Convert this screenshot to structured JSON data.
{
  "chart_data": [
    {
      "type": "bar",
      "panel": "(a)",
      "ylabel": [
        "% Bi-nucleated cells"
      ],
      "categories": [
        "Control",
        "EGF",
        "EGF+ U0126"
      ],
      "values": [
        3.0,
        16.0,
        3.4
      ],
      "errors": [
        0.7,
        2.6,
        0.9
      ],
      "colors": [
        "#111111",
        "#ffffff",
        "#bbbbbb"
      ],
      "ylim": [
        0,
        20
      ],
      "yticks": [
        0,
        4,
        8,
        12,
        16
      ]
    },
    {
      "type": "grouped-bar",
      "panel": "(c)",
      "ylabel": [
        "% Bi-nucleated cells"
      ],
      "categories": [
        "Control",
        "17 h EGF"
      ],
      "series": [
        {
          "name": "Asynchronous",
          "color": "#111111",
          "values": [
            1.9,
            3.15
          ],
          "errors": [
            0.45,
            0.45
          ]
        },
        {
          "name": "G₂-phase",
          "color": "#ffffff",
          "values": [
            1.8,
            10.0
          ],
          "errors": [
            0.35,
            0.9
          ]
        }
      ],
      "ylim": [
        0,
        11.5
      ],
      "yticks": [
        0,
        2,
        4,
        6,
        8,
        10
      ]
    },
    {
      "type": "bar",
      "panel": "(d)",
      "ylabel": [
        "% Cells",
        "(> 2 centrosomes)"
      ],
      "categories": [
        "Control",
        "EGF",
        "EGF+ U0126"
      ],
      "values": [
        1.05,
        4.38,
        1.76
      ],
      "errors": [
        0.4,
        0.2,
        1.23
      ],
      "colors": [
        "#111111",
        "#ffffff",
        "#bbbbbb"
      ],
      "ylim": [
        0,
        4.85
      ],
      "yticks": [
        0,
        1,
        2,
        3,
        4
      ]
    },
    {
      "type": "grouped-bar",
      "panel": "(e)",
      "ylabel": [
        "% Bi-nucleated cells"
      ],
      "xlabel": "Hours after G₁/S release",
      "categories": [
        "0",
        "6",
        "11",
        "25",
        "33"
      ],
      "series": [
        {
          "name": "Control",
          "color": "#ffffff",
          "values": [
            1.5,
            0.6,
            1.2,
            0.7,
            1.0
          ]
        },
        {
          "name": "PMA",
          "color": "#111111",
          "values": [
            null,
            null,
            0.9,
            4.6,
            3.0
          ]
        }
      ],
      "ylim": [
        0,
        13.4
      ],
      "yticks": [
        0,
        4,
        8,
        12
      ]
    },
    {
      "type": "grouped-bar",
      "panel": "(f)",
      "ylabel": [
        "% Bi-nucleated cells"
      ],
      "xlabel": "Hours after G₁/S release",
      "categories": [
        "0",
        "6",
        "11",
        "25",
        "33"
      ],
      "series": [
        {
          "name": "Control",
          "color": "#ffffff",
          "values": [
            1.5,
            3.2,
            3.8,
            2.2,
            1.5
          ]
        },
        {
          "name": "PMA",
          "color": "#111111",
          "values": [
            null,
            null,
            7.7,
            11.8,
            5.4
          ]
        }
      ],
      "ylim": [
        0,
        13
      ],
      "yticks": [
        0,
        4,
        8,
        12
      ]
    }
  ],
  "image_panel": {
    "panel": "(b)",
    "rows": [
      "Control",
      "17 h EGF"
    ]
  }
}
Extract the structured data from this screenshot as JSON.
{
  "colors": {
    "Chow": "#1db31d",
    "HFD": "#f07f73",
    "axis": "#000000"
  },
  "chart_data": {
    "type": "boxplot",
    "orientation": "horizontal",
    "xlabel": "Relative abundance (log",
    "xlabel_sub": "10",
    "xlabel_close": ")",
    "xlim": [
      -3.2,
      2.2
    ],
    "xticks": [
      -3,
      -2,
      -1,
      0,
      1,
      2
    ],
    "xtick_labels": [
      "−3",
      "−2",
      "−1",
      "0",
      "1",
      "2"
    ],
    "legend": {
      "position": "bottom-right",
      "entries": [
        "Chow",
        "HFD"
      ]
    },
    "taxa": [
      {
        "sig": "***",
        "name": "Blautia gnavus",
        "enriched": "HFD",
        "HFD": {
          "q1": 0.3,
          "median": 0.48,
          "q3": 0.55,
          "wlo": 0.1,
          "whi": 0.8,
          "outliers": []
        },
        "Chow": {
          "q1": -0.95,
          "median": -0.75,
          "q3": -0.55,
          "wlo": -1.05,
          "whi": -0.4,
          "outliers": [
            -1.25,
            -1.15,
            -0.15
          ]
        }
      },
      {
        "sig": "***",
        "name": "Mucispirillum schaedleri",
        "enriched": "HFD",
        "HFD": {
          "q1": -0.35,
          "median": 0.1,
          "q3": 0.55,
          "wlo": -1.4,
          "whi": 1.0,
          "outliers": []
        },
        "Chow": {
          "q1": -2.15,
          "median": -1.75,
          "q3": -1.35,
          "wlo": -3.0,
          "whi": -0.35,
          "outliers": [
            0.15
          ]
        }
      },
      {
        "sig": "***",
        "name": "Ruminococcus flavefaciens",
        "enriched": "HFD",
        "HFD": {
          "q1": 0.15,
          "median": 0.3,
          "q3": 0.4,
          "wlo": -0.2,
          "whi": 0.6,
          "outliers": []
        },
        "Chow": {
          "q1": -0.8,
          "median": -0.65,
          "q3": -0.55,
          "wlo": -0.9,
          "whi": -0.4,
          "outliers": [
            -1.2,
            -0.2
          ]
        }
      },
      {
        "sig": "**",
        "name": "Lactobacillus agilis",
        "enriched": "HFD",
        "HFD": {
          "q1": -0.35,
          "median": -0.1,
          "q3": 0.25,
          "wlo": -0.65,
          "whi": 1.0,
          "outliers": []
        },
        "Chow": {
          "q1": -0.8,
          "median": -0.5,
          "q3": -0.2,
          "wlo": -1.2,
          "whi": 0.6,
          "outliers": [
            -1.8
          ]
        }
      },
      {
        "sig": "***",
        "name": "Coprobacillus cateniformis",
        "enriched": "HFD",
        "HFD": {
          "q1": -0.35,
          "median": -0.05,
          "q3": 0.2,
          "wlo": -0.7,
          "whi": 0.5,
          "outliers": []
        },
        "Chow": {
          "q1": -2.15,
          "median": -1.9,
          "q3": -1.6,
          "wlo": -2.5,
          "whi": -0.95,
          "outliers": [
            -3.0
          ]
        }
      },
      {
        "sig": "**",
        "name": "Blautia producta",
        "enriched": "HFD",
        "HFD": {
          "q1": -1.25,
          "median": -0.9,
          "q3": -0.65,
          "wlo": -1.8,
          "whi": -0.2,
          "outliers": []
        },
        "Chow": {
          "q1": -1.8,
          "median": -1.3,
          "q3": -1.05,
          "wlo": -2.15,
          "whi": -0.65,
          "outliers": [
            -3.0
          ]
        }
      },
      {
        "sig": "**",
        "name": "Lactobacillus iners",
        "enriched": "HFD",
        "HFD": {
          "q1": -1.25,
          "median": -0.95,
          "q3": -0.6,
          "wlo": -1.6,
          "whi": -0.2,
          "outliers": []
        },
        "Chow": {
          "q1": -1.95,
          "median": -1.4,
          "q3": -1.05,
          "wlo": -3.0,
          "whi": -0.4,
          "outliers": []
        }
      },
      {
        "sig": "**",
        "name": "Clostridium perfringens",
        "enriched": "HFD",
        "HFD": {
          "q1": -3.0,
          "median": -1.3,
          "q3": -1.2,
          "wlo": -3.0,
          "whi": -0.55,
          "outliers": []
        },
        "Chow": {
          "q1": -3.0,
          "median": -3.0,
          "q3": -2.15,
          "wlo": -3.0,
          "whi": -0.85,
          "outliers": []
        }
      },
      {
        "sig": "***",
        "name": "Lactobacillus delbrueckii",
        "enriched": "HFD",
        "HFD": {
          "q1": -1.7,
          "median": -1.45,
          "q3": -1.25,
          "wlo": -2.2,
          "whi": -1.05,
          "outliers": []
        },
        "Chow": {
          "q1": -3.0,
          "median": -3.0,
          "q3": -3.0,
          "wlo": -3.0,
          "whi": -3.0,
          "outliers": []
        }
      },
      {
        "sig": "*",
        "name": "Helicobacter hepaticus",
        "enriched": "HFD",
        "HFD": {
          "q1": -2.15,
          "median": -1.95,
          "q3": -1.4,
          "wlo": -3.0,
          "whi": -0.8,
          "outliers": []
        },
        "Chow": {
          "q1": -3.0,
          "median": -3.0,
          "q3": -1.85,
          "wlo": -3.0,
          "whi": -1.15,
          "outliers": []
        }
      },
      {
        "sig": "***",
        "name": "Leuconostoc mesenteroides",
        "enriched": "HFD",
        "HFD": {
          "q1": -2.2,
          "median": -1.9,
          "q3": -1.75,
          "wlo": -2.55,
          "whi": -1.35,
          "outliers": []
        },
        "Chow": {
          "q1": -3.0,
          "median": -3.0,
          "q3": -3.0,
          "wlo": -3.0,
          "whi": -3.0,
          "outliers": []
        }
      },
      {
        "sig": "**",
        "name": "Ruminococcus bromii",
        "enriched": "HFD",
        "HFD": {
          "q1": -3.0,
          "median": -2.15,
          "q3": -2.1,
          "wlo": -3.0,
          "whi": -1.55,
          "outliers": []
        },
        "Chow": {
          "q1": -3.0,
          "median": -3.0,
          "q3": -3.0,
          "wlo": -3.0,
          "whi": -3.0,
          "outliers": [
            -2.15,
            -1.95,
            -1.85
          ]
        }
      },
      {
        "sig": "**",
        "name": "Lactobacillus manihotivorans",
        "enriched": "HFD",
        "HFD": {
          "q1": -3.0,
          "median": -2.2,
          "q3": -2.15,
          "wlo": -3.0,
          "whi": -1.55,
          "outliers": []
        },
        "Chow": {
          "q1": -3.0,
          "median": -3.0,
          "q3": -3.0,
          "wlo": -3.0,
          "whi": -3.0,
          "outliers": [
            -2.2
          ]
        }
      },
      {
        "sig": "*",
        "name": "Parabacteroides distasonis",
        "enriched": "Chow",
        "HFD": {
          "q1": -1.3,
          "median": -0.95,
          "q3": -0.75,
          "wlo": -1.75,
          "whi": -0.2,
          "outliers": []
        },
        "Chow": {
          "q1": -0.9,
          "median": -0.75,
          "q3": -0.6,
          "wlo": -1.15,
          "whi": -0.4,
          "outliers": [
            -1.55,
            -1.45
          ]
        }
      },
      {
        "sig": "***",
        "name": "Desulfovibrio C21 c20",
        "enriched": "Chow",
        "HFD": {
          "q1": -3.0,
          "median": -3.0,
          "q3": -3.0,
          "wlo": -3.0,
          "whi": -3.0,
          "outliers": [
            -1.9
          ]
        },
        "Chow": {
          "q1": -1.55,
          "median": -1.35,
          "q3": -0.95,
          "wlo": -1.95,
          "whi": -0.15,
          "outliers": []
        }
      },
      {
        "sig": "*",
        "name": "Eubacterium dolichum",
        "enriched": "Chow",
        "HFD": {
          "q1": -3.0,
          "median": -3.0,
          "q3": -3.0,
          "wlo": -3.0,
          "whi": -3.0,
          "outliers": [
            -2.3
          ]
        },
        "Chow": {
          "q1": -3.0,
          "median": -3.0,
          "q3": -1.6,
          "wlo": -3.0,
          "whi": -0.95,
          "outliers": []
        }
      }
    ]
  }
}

++++++++

◆ WHAT YOU SHOULD DO
Copy out each line of the records above that includes "Blautia".

◆ ANSWER AREA
        "name": "Blautia gnavus",
        "name": "Blautia producta",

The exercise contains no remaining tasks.